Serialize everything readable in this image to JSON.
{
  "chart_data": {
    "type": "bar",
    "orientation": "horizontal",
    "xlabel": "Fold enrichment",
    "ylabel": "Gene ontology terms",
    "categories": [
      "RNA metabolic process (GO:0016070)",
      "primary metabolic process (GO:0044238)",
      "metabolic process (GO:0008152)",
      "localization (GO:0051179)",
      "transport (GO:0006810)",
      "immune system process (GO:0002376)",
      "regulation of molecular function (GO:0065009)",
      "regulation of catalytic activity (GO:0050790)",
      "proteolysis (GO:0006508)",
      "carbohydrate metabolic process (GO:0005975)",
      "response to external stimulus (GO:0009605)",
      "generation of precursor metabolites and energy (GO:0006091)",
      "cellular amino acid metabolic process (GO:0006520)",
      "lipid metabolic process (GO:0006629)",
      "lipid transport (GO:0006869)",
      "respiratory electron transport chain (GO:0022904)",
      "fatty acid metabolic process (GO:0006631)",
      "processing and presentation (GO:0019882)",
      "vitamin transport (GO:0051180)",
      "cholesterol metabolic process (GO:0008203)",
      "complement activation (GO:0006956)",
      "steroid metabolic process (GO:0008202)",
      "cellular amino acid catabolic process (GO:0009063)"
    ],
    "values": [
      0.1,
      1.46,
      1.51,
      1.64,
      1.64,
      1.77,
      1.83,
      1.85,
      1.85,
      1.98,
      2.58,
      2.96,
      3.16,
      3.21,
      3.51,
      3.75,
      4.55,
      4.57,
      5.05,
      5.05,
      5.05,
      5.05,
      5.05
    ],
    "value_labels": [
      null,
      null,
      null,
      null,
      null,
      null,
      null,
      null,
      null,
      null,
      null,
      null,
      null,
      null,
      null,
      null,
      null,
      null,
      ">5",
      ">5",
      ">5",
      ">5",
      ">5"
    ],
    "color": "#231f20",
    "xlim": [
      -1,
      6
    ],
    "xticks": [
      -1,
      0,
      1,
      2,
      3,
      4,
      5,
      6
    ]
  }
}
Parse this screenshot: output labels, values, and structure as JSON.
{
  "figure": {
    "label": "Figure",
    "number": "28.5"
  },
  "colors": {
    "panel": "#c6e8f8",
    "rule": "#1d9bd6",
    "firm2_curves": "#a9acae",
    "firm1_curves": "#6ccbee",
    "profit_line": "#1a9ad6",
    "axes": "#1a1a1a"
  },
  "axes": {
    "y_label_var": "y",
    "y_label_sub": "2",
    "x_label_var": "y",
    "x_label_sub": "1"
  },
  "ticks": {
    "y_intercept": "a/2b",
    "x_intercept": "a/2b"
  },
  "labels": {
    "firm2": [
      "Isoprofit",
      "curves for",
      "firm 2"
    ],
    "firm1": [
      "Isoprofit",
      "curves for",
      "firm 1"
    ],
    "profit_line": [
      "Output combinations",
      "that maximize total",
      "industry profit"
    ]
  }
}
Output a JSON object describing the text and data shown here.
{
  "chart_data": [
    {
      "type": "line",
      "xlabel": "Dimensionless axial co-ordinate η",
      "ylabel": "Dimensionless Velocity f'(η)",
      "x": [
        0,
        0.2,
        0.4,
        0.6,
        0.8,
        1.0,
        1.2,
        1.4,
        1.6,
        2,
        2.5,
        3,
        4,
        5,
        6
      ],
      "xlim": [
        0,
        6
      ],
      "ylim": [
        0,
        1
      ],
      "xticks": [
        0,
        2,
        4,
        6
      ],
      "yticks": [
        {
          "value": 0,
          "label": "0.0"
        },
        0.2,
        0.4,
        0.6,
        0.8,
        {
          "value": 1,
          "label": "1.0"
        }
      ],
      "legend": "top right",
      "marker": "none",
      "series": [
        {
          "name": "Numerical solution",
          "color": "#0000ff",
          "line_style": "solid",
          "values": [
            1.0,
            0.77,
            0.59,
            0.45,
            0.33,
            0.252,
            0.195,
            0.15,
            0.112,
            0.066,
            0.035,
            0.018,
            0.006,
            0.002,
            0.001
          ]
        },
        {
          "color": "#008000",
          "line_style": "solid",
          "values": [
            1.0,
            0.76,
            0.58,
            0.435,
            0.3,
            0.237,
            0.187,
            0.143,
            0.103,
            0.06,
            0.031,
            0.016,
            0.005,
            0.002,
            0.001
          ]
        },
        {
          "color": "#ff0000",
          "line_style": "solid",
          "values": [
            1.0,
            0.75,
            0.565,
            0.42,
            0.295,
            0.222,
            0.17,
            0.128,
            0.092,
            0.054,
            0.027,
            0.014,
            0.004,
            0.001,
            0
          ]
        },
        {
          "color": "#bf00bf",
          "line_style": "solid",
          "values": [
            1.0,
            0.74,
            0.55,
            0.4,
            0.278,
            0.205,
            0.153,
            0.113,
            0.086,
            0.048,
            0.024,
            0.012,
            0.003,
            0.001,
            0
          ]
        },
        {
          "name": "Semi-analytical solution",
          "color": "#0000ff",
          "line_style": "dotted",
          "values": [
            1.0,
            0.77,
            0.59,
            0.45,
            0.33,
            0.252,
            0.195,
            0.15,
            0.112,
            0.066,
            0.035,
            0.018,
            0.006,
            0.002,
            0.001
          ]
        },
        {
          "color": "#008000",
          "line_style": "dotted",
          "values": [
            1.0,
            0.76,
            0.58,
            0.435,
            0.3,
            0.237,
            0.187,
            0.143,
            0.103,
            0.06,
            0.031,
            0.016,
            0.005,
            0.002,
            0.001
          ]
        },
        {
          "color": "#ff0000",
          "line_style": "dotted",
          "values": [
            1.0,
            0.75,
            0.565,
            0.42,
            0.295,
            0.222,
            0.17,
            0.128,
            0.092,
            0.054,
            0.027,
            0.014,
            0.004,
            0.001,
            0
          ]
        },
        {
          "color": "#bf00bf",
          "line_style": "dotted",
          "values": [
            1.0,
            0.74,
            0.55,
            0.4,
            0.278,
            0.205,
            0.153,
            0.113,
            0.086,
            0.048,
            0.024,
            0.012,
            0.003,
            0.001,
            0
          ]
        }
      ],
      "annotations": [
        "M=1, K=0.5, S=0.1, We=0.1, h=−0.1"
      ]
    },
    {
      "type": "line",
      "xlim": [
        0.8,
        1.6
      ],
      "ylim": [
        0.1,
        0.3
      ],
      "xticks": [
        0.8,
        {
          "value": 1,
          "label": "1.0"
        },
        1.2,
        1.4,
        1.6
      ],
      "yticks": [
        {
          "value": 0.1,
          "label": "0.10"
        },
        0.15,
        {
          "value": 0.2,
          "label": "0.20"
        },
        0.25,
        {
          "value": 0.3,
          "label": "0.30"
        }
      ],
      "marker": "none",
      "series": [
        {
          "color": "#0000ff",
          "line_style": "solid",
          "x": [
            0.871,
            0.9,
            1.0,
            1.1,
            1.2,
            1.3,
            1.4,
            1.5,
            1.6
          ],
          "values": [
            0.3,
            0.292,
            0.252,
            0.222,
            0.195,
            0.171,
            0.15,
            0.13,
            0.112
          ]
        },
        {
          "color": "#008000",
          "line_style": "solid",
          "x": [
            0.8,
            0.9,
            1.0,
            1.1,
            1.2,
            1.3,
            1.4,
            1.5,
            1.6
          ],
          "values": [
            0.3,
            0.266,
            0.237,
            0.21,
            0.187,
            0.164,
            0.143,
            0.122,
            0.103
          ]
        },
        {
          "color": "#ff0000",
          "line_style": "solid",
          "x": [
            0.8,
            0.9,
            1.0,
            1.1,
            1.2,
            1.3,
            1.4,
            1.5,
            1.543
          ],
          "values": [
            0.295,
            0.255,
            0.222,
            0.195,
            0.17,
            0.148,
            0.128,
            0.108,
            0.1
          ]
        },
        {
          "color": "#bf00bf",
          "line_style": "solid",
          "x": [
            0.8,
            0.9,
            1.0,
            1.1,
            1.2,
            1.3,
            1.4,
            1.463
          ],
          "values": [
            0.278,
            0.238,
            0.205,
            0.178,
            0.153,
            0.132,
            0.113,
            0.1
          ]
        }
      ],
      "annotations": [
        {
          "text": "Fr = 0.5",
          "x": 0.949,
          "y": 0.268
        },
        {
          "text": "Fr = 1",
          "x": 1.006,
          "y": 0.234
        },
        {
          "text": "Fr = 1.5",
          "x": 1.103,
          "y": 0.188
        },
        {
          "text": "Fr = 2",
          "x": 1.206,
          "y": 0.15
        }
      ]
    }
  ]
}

──────────────────────────────

A single figure is required: the number of lines above in which the word "name" occurs.

**Exercise answer:** 2